■ RECORDS
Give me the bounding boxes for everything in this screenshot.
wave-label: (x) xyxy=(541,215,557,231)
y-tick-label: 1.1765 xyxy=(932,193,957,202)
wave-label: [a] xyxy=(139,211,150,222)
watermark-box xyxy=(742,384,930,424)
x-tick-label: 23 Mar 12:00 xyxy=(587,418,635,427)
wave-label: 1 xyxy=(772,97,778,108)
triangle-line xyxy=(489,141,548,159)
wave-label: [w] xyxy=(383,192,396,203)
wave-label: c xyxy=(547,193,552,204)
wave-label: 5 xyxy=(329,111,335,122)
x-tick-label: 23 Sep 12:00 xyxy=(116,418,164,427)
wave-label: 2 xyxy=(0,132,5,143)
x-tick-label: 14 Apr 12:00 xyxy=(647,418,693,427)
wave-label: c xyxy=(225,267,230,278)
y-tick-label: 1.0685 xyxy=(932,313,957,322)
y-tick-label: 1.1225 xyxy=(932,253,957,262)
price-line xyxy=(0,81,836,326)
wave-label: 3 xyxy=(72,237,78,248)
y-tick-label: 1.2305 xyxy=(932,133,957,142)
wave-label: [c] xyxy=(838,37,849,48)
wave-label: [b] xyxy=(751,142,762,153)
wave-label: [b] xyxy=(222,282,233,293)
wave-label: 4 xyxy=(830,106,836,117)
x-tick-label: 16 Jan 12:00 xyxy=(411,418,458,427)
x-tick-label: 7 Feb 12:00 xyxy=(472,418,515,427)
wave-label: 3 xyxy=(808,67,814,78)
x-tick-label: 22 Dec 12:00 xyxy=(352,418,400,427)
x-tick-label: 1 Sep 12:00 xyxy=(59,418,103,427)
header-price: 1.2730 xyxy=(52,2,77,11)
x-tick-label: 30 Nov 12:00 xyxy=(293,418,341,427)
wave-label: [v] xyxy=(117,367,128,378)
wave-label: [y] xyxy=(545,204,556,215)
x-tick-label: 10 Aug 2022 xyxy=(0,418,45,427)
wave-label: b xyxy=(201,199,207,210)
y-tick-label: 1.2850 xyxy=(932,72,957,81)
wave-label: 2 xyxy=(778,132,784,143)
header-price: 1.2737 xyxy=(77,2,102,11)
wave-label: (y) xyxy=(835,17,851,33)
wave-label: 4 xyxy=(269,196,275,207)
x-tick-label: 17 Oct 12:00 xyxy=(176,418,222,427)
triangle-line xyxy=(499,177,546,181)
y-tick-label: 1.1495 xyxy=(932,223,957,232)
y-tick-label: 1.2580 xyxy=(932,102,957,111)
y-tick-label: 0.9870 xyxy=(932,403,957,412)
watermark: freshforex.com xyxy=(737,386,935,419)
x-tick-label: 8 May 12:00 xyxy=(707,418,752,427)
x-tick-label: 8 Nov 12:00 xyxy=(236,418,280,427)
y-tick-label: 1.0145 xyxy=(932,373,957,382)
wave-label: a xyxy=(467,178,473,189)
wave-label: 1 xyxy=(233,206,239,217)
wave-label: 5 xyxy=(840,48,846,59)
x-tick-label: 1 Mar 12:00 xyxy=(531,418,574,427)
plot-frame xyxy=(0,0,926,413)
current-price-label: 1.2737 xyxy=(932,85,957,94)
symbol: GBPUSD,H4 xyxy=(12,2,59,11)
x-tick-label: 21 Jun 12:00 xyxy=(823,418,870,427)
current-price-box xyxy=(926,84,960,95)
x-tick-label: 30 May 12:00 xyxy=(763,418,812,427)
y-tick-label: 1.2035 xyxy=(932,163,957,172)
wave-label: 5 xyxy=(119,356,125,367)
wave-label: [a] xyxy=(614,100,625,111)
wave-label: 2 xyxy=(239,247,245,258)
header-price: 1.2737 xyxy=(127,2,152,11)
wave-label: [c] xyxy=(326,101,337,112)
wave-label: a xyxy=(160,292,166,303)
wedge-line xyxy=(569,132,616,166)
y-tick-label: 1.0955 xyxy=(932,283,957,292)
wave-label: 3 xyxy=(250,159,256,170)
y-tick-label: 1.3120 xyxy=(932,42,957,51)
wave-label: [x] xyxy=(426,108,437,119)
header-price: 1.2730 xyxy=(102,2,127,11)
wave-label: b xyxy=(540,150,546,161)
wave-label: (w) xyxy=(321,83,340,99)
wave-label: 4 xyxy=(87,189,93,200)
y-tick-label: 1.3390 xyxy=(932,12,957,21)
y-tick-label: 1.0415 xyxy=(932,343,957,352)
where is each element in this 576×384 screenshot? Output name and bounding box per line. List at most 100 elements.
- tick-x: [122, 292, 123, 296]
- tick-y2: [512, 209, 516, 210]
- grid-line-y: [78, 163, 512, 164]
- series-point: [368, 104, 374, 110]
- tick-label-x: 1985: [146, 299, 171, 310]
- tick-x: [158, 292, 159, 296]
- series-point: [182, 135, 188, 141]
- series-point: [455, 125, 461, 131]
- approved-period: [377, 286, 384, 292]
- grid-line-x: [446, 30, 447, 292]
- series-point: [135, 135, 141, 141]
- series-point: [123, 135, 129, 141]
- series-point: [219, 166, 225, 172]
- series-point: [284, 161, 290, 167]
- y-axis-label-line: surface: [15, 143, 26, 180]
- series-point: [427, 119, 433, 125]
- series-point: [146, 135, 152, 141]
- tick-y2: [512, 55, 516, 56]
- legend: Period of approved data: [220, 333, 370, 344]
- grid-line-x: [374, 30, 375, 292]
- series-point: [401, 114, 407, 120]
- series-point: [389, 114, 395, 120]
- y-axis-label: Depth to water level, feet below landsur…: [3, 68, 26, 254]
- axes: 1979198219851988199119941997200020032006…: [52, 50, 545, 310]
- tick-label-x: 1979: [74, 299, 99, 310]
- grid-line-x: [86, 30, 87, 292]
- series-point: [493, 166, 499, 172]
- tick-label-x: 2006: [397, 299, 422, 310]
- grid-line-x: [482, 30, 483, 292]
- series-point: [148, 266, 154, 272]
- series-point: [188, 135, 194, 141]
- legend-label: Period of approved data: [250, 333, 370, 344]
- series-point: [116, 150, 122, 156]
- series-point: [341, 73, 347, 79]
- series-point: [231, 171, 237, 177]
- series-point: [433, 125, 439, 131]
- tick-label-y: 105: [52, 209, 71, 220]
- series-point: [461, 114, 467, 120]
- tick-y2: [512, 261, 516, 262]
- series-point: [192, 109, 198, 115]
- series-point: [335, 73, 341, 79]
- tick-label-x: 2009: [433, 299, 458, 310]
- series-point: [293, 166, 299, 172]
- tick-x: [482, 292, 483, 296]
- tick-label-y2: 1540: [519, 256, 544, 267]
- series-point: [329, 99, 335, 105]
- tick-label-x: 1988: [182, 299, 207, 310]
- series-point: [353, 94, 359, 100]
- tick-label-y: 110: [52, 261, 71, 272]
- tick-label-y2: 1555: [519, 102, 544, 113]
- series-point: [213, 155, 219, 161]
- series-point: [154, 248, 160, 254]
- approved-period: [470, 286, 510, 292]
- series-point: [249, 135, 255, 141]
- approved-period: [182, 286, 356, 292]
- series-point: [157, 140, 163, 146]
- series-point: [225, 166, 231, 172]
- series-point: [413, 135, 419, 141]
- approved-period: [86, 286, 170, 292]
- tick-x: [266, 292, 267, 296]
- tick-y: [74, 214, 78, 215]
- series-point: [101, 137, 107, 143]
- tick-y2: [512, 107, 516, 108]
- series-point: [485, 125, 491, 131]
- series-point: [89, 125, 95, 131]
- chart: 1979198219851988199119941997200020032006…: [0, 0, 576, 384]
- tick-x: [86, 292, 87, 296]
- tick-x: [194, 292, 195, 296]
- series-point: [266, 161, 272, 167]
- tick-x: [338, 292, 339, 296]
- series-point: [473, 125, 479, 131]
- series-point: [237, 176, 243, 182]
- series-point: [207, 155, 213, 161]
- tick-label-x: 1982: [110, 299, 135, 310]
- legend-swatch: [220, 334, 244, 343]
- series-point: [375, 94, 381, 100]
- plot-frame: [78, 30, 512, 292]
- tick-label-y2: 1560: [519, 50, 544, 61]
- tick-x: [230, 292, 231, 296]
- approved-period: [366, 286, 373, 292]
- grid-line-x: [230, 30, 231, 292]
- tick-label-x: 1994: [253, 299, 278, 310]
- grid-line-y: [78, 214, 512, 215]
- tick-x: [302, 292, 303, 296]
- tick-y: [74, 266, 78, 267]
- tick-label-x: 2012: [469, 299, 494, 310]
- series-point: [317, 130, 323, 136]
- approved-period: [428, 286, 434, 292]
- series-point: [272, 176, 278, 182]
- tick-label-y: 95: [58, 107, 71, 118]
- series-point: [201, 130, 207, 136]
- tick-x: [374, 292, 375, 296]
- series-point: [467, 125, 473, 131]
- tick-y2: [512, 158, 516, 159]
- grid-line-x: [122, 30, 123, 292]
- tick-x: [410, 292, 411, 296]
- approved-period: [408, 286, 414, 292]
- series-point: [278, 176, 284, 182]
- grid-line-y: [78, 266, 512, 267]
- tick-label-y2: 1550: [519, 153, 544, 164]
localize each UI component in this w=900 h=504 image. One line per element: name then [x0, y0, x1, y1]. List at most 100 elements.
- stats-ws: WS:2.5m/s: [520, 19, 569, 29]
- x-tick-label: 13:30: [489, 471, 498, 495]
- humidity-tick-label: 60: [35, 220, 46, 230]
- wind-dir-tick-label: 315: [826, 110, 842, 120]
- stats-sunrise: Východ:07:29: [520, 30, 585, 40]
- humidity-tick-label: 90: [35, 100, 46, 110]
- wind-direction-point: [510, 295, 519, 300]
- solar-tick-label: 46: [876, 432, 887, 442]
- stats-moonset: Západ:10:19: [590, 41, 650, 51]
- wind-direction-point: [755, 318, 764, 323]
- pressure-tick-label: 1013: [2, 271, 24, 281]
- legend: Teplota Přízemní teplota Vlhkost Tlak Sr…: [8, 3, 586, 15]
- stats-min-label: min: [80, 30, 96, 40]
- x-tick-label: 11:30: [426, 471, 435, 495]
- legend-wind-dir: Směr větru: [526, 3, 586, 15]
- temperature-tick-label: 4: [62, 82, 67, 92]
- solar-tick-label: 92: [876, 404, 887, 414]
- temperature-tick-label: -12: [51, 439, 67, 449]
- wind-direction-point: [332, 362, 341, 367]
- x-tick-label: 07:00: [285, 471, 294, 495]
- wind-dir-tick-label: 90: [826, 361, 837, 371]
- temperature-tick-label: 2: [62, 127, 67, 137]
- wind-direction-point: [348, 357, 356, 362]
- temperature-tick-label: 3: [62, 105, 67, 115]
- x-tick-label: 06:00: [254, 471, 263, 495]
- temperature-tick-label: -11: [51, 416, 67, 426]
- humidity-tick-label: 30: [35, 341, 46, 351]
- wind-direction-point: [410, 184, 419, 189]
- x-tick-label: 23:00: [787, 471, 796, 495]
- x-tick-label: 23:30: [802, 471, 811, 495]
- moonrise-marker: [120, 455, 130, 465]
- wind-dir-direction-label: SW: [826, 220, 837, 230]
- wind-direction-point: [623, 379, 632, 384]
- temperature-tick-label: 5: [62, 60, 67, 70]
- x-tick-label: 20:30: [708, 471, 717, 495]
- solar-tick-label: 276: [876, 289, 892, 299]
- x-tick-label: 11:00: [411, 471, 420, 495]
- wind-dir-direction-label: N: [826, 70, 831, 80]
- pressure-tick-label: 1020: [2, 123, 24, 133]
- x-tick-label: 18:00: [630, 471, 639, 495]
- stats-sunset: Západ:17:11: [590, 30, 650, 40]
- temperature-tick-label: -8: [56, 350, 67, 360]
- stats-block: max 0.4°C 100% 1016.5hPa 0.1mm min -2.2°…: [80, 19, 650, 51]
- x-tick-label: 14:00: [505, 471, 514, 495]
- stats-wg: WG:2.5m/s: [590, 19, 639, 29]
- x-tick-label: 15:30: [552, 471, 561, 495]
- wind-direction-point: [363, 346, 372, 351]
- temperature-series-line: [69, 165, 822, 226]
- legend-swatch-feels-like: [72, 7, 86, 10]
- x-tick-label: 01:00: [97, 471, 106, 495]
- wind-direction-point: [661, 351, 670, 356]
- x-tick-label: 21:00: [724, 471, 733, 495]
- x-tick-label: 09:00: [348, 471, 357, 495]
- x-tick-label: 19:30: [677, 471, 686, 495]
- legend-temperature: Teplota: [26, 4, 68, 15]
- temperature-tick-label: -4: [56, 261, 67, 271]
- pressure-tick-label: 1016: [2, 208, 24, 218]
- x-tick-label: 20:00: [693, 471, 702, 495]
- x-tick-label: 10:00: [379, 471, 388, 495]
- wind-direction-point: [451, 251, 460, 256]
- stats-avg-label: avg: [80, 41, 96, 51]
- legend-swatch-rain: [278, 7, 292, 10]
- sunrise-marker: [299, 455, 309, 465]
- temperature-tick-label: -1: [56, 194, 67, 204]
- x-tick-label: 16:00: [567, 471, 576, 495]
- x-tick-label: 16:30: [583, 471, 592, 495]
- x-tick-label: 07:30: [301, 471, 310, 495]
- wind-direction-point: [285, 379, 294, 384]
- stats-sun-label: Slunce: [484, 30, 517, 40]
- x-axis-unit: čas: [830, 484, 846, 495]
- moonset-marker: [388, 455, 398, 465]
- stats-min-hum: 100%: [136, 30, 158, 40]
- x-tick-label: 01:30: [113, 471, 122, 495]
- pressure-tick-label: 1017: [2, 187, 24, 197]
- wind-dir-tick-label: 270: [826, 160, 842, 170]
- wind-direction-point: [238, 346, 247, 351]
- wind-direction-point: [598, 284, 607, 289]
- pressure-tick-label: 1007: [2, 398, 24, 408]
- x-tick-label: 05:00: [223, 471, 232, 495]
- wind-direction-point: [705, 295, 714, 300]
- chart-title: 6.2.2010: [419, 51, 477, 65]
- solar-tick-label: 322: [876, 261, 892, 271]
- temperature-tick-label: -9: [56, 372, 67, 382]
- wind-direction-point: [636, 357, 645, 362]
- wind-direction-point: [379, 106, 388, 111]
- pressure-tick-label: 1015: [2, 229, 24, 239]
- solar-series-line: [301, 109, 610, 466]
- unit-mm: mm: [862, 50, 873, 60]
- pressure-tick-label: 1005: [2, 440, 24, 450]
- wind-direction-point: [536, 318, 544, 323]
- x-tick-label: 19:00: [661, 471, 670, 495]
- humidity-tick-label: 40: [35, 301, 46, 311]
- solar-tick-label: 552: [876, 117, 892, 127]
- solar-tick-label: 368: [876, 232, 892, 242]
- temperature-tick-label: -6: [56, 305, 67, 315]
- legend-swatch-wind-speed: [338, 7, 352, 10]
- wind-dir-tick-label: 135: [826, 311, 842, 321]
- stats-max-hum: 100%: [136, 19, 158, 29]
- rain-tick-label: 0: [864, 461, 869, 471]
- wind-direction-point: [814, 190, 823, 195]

■ PROBLEM REQUIREMENTS
Reproduce the lines of the items without any change, starting at the first line and stopping after the line that contains "wave-label: c xyxy=(225,267,230,278)".

■ SOLUTION FOR THIS PROBLEM
Give me the bounding boxes for everything in this screenshot.
wave-label: (x) xyxy=(541,215,557,231)
y-tick-label: 1.1765 xyxy=(932,193,957,202)
wave-label: [a] xyxy=(139,211,150,222)
watermark-box xyxy=(742,384,930,424)
x-tick-label: 23 Mar 12:00 xyxy=(587,418,635,427)
wave-label: 1 xyxy=(772,97,778,108)
triangle-line xyxy=(489,141,548,159)
wave-label: [w] xyxy=(383,192,396,203)
wave-label: c xyxy=(547,193,552,204)
wave-label: 5 xyxy=(329,111,335,122)
x-tick-label: 23 Sep 12:00 xyxy=(116,418,164,427)
wave-label: 2 xyxy=(0,132,5,143)
x-tick-label: 14 Apr 12:00 xyxy=(647,418,693,427)
wave-label: c xyxy=(225,267,230,278)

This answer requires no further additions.